SHORT TASK: Copy out each line of the data holding "összegyűjtött".

ROWS:
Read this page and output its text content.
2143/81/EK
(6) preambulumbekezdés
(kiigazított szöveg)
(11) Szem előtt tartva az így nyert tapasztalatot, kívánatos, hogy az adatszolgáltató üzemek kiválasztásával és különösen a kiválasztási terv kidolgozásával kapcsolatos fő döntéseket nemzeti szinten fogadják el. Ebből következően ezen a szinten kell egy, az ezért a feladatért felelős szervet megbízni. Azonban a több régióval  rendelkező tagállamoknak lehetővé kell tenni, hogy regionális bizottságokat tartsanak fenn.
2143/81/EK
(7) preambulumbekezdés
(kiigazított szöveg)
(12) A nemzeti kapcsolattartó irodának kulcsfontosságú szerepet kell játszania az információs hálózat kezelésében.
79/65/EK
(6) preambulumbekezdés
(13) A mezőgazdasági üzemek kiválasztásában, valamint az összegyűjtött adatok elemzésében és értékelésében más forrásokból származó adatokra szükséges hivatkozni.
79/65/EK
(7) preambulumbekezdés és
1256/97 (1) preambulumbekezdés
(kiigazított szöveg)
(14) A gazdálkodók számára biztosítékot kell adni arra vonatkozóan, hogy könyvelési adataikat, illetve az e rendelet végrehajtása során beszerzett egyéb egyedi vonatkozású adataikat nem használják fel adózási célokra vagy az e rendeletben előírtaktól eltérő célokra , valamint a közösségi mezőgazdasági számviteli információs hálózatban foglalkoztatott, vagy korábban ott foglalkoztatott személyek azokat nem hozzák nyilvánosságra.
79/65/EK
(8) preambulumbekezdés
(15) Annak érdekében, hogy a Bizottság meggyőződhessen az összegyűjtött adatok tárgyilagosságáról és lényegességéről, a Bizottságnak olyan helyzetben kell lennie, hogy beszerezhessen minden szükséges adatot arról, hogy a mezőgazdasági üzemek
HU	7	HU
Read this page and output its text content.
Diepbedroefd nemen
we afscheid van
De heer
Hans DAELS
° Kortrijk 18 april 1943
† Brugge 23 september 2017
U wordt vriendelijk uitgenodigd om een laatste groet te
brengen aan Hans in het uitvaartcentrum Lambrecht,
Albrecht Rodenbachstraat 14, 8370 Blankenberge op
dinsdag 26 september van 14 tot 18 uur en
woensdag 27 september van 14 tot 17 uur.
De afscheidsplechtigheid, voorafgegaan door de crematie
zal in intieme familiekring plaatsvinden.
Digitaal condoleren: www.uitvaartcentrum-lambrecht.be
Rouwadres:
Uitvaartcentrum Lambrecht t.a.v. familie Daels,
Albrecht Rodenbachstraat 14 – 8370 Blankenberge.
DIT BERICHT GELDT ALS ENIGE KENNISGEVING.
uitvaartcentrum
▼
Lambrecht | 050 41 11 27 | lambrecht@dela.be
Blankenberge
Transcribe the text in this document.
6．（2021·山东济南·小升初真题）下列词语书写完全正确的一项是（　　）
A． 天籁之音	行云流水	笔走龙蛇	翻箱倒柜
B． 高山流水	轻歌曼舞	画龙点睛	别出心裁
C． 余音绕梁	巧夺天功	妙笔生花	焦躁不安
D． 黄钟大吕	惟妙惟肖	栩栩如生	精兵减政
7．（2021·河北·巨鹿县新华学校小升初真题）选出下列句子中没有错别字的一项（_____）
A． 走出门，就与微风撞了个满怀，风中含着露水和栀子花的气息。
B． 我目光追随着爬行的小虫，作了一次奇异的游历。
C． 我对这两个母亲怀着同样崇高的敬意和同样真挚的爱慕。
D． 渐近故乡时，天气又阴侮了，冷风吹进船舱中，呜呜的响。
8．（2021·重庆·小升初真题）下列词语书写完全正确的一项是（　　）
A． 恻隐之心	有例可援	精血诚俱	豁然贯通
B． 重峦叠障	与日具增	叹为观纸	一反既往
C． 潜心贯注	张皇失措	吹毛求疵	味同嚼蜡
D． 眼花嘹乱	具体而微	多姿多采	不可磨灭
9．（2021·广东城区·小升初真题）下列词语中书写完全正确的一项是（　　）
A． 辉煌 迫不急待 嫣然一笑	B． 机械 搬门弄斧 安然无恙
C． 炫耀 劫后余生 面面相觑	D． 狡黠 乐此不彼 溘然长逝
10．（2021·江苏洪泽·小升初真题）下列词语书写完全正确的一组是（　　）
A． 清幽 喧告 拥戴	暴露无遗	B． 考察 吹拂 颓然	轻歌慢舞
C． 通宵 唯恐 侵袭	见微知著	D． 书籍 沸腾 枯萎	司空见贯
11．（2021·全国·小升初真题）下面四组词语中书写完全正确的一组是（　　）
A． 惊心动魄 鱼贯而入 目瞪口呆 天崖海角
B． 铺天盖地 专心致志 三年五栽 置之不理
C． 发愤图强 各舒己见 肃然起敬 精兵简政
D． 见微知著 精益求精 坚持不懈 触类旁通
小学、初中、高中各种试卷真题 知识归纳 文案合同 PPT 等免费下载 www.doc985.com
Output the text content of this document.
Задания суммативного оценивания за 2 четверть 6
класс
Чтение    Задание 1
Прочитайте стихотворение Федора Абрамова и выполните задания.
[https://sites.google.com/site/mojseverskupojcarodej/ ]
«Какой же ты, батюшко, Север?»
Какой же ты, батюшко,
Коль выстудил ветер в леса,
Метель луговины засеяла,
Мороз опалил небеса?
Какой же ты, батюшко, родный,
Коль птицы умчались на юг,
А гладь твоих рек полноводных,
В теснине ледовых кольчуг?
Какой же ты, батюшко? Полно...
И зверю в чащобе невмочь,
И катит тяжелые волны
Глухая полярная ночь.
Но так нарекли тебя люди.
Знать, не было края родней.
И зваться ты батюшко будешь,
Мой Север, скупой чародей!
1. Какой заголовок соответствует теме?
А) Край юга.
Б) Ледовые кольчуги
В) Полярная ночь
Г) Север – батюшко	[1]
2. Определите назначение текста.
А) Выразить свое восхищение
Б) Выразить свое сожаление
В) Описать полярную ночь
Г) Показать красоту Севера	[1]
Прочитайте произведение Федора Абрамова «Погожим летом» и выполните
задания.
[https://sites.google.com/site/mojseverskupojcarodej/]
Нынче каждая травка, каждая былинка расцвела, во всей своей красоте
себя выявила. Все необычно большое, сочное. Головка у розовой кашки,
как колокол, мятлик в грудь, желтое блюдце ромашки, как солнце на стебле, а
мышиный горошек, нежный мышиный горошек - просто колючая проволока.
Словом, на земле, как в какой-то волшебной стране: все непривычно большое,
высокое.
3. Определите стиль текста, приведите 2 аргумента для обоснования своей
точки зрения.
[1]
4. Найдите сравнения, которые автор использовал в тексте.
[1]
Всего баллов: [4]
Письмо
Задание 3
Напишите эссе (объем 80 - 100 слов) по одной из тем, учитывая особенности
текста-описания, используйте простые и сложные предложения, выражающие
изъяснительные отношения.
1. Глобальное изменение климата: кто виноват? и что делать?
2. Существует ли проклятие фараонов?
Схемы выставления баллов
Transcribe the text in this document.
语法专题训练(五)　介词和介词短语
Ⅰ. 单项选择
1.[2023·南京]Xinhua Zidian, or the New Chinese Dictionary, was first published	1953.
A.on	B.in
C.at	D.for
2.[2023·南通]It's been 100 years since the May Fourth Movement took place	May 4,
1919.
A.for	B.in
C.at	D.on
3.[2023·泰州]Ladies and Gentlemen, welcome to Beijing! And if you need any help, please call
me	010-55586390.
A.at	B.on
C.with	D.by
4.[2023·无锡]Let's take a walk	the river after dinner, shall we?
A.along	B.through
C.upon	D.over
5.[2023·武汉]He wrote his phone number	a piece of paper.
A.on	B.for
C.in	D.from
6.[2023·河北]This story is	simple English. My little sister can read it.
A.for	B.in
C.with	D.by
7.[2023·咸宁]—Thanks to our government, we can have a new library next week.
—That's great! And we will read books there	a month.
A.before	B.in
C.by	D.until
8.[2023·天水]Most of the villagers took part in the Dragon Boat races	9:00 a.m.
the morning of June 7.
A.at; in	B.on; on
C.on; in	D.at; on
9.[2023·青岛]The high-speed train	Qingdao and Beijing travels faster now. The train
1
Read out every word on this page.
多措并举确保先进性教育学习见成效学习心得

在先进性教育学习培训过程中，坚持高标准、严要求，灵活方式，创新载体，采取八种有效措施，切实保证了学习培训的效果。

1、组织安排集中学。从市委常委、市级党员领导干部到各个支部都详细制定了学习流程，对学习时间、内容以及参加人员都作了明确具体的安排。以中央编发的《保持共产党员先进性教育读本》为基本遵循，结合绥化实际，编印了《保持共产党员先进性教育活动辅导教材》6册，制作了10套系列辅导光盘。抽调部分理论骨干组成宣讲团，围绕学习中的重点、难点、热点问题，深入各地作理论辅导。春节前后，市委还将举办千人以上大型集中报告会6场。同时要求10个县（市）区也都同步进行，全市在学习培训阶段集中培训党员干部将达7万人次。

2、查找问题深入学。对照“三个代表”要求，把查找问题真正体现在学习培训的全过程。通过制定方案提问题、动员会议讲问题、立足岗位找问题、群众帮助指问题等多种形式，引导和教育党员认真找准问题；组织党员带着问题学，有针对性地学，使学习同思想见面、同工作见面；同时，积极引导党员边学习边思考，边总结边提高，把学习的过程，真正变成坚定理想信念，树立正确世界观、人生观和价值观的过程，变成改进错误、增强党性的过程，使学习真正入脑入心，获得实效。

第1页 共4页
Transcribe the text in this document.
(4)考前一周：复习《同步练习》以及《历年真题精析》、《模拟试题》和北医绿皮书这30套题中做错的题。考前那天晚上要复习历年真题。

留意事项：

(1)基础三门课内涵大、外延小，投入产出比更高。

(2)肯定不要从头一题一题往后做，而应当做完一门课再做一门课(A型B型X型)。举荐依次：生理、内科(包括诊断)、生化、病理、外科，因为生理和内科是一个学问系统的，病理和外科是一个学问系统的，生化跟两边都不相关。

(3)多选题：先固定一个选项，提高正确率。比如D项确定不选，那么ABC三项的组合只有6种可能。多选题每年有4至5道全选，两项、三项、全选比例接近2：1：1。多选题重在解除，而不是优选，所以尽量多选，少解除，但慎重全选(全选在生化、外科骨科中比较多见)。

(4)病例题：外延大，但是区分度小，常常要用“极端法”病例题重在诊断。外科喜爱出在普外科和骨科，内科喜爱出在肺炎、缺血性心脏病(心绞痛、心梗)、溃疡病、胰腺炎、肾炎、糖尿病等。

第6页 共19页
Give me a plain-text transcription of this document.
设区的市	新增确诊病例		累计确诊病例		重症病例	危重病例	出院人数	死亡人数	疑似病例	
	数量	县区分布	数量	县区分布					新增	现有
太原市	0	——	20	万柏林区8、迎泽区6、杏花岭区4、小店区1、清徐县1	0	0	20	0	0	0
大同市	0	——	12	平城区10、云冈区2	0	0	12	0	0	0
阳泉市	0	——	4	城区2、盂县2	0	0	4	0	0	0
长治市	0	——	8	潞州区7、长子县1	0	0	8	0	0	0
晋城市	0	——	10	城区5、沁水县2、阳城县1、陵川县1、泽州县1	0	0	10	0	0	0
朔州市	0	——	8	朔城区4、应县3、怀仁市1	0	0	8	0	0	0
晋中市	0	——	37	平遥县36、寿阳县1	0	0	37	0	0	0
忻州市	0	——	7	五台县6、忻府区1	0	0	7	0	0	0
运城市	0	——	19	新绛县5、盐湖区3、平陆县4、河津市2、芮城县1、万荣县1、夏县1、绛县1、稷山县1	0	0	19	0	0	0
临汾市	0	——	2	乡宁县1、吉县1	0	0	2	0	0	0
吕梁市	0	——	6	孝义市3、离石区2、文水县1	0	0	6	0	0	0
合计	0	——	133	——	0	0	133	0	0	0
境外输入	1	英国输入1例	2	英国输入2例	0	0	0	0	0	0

RIGHT ANSWER:
(13) A mezőgazdasági üzemek kiválasztásában, valamint az összegyűjtött adatok elemzésében és értékelésében más forrásokból származó adatokra szükséges hivatkozni.
(15) Annak érdekében, hogy a Bizottság meggyőződhessen az összegyűjtött adatok tárgyilagosságáról és lényegességéről, a Bizottságnak olyan helyzetben kell lennie, hogy beszerezhessen minden szükséges adatot arról, hogy a mezőgazdasági üzemek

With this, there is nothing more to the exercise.